## GOAL
Print the data exactly, leaving nothing out.

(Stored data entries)
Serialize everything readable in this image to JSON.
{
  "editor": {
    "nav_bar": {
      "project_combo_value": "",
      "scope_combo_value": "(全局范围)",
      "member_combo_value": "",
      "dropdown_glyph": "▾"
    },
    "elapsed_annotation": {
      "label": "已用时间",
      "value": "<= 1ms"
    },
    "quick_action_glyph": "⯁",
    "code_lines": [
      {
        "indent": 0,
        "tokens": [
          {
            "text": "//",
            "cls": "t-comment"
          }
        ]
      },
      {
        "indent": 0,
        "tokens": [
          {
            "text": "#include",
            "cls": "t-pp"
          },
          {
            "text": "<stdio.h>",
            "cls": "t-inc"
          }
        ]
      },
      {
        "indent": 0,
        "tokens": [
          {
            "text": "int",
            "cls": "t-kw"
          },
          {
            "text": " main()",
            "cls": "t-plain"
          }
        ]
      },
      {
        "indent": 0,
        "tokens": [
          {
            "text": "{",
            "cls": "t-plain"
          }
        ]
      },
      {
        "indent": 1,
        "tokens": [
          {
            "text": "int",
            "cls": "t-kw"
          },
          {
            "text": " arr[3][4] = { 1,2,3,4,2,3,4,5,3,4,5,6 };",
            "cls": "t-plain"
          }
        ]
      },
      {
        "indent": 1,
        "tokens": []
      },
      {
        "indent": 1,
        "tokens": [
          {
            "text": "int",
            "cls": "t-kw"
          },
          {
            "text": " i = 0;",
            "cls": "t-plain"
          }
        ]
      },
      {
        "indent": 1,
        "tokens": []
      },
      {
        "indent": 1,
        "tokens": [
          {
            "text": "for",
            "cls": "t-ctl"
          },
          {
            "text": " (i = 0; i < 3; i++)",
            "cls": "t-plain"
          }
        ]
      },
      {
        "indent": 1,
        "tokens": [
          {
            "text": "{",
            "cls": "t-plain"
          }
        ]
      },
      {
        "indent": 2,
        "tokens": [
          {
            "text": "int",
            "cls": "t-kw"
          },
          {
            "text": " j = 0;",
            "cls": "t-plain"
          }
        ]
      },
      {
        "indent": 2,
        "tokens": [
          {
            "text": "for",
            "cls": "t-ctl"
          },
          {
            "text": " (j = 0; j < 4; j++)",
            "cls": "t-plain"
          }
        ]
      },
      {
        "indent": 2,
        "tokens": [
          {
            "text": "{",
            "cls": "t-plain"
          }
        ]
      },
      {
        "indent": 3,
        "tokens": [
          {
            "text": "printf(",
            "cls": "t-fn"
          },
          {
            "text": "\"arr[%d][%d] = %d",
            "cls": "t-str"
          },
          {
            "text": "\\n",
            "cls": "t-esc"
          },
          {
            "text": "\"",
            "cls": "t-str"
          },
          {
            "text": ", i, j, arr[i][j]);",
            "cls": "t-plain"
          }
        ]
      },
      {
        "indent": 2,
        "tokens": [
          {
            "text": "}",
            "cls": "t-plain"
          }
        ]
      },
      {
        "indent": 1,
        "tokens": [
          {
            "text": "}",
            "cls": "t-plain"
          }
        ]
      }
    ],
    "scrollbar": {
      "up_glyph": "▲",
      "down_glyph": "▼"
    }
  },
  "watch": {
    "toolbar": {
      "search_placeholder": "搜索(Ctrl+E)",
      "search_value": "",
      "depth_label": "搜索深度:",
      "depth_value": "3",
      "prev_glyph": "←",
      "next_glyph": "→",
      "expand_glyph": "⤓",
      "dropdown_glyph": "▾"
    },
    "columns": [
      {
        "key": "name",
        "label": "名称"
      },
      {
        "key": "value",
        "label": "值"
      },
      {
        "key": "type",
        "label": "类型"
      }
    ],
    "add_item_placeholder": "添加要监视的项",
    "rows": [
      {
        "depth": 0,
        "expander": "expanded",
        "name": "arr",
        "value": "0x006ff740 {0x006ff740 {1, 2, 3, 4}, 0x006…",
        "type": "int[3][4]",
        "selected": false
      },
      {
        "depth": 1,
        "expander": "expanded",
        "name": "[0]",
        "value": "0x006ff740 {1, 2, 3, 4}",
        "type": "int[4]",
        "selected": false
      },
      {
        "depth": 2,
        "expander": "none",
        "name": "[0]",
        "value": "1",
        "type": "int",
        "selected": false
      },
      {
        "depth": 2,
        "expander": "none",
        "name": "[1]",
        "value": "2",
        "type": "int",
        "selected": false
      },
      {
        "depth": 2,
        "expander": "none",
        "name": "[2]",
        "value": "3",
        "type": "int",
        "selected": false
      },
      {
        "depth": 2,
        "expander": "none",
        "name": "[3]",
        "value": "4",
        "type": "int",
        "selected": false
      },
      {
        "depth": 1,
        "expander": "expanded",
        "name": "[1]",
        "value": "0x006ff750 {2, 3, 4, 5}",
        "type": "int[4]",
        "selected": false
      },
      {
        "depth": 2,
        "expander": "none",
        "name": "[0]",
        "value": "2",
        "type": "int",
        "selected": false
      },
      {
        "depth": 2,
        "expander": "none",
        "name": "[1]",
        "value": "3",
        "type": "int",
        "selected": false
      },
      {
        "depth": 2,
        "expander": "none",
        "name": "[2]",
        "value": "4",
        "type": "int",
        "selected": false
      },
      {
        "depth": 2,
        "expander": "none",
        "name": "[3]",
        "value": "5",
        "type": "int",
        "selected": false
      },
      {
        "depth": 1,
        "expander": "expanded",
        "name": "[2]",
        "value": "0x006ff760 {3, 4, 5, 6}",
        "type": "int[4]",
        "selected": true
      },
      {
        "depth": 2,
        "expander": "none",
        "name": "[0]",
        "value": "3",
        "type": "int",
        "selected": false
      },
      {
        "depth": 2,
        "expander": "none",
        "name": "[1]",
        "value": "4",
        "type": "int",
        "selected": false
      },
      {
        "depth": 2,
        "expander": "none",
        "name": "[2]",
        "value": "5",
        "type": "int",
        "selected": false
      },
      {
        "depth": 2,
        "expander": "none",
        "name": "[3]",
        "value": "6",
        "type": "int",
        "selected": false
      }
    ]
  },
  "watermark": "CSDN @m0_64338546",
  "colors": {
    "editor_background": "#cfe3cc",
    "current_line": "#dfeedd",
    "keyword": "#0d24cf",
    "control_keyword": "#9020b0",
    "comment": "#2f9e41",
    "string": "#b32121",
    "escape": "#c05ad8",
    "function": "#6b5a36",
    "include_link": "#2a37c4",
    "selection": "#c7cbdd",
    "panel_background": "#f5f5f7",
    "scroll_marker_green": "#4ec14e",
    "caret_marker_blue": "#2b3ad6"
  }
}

## EXERCISE OUTPUT
Serialize everything readable in this image to JSON.
{
  "editor": {
    "nav_bar": {
      "project_combo_value": "",
      "scope_combo_value": "(全局范围)",
      "member_combo_value": "",
      "dropdown_glyph": "▾"
    },
    "elapsed_annotation": {
      "label": "已用时间",
      "value": "<= 1ms"
    },
    "quick_action_glyph": "⯁",
    "code_lines": [
      {
        "indent": 0,
        "tokens": [
          {
            "text": "//",
            "cls": "t-comment"
          }
        ]
      },
      {
        "indent": 0,
        "tokens": [
          {
            "text": "#include",
            "cls": "t-pp"
          },
          {
            "text": "<stdio.h>",
            "cls": "t-inc"
          }
        ]
      },
      {
        "indent": 0,
        "tokens": [
          {
            "text": "int",
            "cls": "t-kw"
          },
          {
            "text": " main()",
            "cls": "t-plain"
          }
        ]
      },
      {
        "indent": 0,
        "tokens": [
          {
            "text": "{",
            "cls": "t-plain"
          }
        ]
      },
      {
        "indent": 1,
        "tokens": [
          {
            "text": "int",
            "cls": "t-kw"
          },
          {
            "text": " arr[3][4] = { 1,2,3,4,2,3,4,5,3,4,5,6 };",
            "cls": "t-plain"
          }
        ]
      },
      {
        "indent": 1,
        "tokens": []
      },
      {
        "indent": 1,
        "tokens": [
          {
            "text": "int",
            "cls": "t-kw"
          },
          {
            "text": " i = 0;",
            "cls": "t-plain"
          }
        ]
      },
      {
        "indent": 1,
        "tokens": []
      },
      {
        "indent": 1,
        "tokens": [
          {
            "text": "for",
            "cls": "t-ctl"
          },
          {
            "text": " (i = 0; i < 3; i++)",
            "cls": "t-plain"
          }
        ]
      },
      {
        "indent": 1,
        "tokens": [
          {
            "text": "{",
            "cls": "t-plain"
          }
        ]
      },
      {
        "indent": 2,
        "tokens": [
          {
            "text": "int",
            "cls": "t-kw"
          },
          {
            "text": " j = 0;",
            "cls": "t-plain"
          }
        ]
      },
      {
        "indent": 2,
        "tokens": [
          {
            "text": "for",
            "cls": "t-ctl"
          },
          {
            "text": " (j = 0; j < 4; j++)",
            "cls": "t-plain"
          }
        ]
      },
      {
        "indent": 2,
        "tokens": [
          {
            "text": "{",
            "cls": "t-plain"
          }
        ]
      },
      {
        "indent": 3,
        "tokens": [
          {
            "text": "printf(",
            "cls": "t-fn"
          },
          {
            "text": "\"arr[%d][%d] = %d",
            "cls": "t-str"
          },
          {
            "text": "\\n",
            "cls": "t-esc"
          },
          {
            "text": "\"",
            "cls": "t-str"
          },
          {
            "text": ", i, j, arr[i][j]);",
            "cls": "t-plain"
          }
        ]
      },
      {
        "indent": 2,
        "tokens": [
          {
            "text": "}",
            "cls": "t-plain"
          }
        ]
      },
      {
        "indent": 1,
        "tokens": [
          {
            "text": "}",
            "cls": "t-plain"
          }
        ]
      }
    ],
    "scrollbar": {
      "up_glyph": "▲",
      "down_glyph": "▼"
    }
  },
  "watch": {
    "toolbar": {
      "search_placeholder": "搜索(Ctrl+E)",
      "search_value": "",
      "depth_label": "搜索深度:",
      "depth_value": "3",
      "prev_glyph": "←",
      "next_glyph": "→",
      "expand_glyph": "⤓",
      "dropdown_glyph": "▾"
    },
    "columns": [
      {
        "key": "name",
        "label": "名称"
      },
      {
        "key": "value",
        "label": "值"
      },
      {
        "key": "type",
        "label": "类型"
      }
    ],
    "add_item_placeholder": "添加要监视的项",
    "rows": [
      {
        "depth": 0,
        "expander": "expanded",
        "name": "arr",
        "value": "0x006ff740 {0x006ff740 {1, 2, 3, 4}, 0x006…",
        "type": "int[3][4]",
        "selected": false
      },
      {
        "depth": 1,
        "expander": "expanded",
        "name": "[0]",
        "value": "0x006ff740 {1, 2, 3, 4}",
        "type": "int[4]",
        "selected": false
      },
      {
        "depth": 2,
        "expander": "none",
        "name": "[0]",
        "value": "1",
        "type": "int",
        "selected": false
      },
      {
        "depth": 2,
        "expander": "none",
        "name": "[1]",
        "value": "2",
        "type": "int",
        "selected": false
      },
      {
        "depth": 2,
        "expander": "none",
        "name": "[2]",
        "value": "3",
        "type": "int",
        "selected": false
      },
      {
        "depth": 2,
        "expander": "none",
        "name": "[3]",
        "value": "4",
        "type": "int",
        "selected": false
      },
      {
        "depth": 1,
        "expander": "expanded",
        "name": "[1]",
        "value": "0x006ff750 {2, 3, 4, 5}",
        "type": "int[4]",
        "selected": false
      },
      {
        "depth": 2,
        "expander": "none",
        "name": "[0]",
        "value": "2",
        "type": "int",
        "selected": false
      },
      {
        "depth": 2,
        "expander": "none",
        "name": "[1]",
        "value": "3",
        "type": "int",
        "selected": false
      },
      {
        "depth": 2,
        "expander": "none",
        "name": "[2]",
        "value": "4",
        "type": "int",
        "selected": false
      },
      {
        "depth": 2,
        "expander": "none",
        "name": "[3]",
        "value": "5",
        "type": "int",
        "selected": false
      },
      {
        "depth": 1,
        "expander": "expanded",
        "name": "[2]",
        "value": "0x006ff760 {3, 4, 5, 6}",
        "type": "int[4]",
        "selected": true
      },
      {
        "depth": 2,
        "expander": "none",
        "name": "[0]",
        "value": "3",
        "type": "int",
        "selected": false
      },
      {
        "depth": 2,
        "expander": "none",
        "name": "[1]",
        "value": "4",
        "type": "int",
        "selected": false
      },
      {
        "depth": 2,
        "expander": "none",
        "name": "[2]",
        "value": "5",
        "type": "int",
        "selected": false
      },
      {
        "depth": 2,
        "expander": "none",
        "name": "[3]",
        "value": "6",
        "type": "int",
        "selected": false
      }
    ]
  },
  "watermark": "CSDN @m0_64338546",
  "colors": {
    "editor_background": "#cfe3cc",
    "current_line": "#dfeedd",
    "keyword": "#0d24cf",
    "control_keyword": "#9020b0",
    "comment": "#2f9e41",
    "string": "#b32121",
    "escape": "#c05ad8",
    "function": "#6b5a36",
    "include_link": "#2a37c4",
    "selection": "#c7cbdd",
    "panel_background": "#f5f5f7",
    "scroll_marker_green": "#4ec14e",
    "caret_marker_blue": "#2b3ad6"
  }
}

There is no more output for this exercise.